## [Task objective]
Gather every line in the records below that contains the word "TFBSs".

## [Provided data]
- - -
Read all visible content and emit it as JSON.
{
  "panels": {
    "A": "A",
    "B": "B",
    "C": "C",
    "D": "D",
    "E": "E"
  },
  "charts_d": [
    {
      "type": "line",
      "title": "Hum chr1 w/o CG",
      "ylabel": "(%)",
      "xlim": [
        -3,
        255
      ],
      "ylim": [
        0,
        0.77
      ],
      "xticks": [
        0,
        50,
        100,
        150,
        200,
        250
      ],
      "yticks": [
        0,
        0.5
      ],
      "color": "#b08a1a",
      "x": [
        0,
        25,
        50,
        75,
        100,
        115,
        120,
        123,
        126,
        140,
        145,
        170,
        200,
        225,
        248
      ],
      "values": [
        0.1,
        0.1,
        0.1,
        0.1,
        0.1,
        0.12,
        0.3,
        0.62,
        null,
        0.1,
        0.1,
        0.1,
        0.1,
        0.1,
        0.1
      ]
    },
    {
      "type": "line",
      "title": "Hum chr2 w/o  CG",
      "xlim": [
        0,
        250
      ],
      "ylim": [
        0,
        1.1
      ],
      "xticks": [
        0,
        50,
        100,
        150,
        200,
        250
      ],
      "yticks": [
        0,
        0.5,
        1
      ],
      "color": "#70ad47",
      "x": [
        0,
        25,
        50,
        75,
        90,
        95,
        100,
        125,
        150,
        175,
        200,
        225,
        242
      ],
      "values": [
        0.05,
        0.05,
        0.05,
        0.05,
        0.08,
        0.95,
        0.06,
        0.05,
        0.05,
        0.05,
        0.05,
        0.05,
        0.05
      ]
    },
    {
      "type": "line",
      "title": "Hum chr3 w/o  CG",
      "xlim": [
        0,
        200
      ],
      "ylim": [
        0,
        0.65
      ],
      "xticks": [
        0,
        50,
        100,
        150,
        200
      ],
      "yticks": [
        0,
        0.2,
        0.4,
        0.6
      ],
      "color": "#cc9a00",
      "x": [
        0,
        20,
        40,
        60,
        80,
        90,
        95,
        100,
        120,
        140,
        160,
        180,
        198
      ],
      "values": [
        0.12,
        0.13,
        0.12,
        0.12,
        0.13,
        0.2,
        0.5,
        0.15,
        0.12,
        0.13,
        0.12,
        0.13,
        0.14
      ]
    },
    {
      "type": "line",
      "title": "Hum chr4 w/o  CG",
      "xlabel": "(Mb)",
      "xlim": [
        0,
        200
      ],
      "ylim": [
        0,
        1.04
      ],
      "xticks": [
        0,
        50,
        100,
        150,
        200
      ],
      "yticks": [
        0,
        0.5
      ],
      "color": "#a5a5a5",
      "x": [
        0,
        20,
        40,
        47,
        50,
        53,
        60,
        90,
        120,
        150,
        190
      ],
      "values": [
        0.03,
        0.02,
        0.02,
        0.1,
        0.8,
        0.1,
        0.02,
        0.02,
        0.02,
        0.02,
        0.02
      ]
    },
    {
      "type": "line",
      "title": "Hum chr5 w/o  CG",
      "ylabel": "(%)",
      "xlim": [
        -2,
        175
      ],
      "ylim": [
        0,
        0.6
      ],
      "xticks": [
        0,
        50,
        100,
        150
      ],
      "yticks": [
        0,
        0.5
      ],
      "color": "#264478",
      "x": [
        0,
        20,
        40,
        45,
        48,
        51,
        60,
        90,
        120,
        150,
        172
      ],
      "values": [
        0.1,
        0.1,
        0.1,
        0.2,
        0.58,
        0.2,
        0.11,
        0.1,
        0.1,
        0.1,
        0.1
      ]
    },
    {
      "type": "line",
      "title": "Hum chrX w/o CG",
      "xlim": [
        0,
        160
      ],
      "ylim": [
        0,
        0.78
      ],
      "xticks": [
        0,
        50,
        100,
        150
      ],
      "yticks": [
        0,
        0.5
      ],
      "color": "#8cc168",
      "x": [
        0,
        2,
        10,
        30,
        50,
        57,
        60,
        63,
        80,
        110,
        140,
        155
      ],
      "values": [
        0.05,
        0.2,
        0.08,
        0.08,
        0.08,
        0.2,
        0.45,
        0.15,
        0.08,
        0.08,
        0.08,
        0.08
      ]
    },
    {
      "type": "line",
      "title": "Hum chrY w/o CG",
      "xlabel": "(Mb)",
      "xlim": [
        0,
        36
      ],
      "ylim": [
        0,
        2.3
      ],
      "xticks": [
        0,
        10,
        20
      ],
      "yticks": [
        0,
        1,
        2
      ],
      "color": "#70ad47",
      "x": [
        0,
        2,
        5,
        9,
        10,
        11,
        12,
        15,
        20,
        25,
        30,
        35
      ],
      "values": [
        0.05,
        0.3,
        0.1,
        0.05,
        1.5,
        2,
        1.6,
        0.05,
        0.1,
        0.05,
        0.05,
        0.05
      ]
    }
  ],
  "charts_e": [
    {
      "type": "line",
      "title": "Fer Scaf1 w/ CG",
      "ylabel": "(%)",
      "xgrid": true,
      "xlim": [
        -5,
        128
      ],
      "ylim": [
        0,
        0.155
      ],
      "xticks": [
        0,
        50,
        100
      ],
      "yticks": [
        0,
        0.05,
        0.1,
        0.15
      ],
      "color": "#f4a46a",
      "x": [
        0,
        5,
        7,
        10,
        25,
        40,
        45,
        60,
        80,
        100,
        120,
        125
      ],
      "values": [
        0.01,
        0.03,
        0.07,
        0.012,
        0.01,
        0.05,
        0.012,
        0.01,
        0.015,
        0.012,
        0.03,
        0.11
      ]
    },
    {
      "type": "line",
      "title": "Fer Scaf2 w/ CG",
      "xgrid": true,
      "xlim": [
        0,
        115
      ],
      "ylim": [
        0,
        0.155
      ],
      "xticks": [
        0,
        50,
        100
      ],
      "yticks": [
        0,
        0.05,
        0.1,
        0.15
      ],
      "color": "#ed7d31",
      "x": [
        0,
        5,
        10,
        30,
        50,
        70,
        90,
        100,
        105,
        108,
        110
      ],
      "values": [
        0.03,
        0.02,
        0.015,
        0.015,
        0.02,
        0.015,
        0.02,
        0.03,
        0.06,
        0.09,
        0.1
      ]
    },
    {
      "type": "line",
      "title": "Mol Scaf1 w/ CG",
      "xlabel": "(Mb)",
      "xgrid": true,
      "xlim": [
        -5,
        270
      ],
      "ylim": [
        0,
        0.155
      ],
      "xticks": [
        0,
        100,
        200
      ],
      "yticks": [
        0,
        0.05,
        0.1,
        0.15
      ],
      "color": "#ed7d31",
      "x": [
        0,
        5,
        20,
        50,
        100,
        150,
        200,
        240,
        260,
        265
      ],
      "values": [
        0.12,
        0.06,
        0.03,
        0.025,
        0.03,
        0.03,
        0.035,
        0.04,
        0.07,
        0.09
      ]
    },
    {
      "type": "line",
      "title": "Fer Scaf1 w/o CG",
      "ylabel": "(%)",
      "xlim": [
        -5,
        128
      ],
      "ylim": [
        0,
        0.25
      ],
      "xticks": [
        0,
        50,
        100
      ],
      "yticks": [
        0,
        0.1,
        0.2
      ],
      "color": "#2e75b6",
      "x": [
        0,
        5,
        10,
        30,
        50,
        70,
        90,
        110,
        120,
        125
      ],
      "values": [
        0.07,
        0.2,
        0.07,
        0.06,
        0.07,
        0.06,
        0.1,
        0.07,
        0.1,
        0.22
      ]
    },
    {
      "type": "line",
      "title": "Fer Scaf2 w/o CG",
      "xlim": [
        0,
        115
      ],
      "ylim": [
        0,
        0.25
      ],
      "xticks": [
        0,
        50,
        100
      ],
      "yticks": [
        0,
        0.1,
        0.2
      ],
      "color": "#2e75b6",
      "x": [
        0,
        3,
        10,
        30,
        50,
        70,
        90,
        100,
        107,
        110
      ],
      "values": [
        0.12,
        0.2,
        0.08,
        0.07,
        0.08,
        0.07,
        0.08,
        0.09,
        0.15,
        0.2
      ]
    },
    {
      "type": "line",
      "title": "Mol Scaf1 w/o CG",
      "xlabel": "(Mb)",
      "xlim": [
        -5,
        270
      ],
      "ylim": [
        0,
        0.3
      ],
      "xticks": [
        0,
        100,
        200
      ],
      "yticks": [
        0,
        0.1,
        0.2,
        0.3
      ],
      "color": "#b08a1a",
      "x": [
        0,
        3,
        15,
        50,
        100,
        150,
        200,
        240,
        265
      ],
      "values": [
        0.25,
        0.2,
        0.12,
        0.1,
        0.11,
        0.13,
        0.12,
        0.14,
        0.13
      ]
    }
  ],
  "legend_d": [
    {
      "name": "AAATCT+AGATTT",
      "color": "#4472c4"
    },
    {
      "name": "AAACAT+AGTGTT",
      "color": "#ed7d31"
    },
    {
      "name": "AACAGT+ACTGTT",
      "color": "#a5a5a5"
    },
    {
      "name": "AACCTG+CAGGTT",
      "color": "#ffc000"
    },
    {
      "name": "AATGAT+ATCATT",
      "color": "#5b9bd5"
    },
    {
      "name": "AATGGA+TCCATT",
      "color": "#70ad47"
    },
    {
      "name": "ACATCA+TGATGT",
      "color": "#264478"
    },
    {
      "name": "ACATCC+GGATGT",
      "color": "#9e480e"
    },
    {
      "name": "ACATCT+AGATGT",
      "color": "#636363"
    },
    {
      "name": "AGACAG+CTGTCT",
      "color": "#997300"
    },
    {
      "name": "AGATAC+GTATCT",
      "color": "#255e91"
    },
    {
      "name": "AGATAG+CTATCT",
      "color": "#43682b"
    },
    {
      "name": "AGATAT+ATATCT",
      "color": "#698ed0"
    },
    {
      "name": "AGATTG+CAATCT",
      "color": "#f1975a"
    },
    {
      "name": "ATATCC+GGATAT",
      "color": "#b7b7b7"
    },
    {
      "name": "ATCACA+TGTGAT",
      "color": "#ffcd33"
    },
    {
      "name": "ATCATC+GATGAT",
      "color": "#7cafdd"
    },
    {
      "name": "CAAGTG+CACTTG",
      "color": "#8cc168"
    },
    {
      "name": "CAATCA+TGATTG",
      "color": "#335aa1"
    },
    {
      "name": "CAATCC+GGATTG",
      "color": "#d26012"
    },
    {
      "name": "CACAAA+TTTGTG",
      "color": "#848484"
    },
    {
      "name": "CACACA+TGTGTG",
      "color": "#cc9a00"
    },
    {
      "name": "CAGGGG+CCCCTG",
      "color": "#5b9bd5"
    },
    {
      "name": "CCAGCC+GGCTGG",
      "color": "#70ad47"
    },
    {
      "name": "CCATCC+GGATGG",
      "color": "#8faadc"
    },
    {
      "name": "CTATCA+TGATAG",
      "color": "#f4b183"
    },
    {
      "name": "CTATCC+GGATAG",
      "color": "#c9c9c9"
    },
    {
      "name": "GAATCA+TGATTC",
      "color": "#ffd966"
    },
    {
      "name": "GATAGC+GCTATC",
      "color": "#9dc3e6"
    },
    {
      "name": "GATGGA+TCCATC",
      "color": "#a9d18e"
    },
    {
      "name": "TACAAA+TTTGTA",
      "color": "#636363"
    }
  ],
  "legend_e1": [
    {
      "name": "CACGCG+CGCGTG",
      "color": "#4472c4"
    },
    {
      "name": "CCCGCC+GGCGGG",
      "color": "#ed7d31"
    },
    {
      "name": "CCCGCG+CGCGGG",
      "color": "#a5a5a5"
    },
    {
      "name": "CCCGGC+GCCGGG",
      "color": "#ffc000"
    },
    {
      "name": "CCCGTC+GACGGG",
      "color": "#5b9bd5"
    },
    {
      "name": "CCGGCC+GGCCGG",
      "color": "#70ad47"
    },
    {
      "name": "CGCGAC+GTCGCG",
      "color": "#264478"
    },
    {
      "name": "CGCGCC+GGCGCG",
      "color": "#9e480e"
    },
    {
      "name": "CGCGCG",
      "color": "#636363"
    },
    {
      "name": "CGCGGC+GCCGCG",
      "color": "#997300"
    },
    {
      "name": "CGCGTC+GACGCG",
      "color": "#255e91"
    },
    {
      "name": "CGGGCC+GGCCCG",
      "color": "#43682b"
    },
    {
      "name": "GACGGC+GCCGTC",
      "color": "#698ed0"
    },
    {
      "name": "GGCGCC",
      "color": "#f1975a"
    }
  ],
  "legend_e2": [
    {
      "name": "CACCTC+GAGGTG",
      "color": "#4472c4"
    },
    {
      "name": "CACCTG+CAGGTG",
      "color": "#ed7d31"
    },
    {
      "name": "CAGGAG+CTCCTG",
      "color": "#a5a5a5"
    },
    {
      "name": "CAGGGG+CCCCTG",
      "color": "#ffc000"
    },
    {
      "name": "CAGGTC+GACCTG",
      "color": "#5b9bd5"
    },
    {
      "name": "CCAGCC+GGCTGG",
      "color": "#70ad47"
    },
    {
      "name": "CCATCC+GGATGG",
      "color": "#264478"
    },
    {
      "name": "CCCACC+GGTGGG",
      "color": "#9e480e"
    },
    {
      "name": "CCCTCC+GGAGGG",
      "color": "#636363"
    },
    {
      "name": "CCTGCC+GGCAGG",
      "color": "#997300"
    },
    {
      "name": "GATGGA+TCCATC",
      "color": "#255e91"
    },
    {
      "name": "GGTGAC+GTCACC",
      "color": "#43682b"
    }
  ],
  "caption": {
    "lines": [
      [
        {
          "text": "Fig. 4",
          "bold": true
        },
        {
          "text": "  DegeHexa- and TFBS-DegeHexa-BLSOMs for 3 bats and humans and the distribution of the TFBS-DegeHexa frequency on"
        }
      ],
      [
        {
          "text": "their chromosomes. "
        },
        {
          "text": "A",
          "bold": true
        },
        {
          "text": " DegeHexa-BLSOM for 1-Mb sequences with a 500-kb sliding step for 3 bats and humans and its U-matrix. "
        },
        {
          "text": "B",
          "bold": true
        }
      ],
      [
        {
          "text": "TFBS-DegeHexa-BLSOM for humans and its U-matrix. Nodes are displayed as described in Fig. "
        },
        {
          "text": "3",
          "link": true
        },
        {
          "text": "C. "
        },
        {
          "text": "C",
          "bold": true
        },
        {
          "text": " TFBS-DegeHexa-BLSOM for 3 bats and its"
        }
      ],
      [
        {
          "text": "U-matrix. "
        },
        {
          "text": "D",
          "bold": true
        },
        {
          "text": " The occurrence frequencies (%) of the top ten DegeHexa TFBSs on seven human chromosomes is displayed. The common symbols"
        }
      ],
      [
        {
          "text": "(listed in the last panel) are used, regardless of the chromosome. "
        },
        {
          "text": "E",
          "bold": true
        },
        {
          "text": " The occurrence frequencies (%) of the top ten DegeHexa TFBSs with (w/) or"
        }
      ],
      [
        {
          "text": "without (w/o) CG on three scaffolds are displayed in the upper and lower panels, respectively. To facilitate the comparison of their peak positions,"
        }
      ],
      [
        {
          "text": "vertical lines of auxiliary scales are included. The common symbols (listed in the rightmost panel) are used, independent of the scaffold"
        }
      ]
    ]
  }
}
- - -
## [Task result]
          "text": " The occurrence frequencies (%) of the top ten DegeHexa TFBSs on seven human chromosomes is displayed. The common symbols"
          "text": " The occurrence frequencies (%) of the top ten DegeHexa TFBSs with (w/) or"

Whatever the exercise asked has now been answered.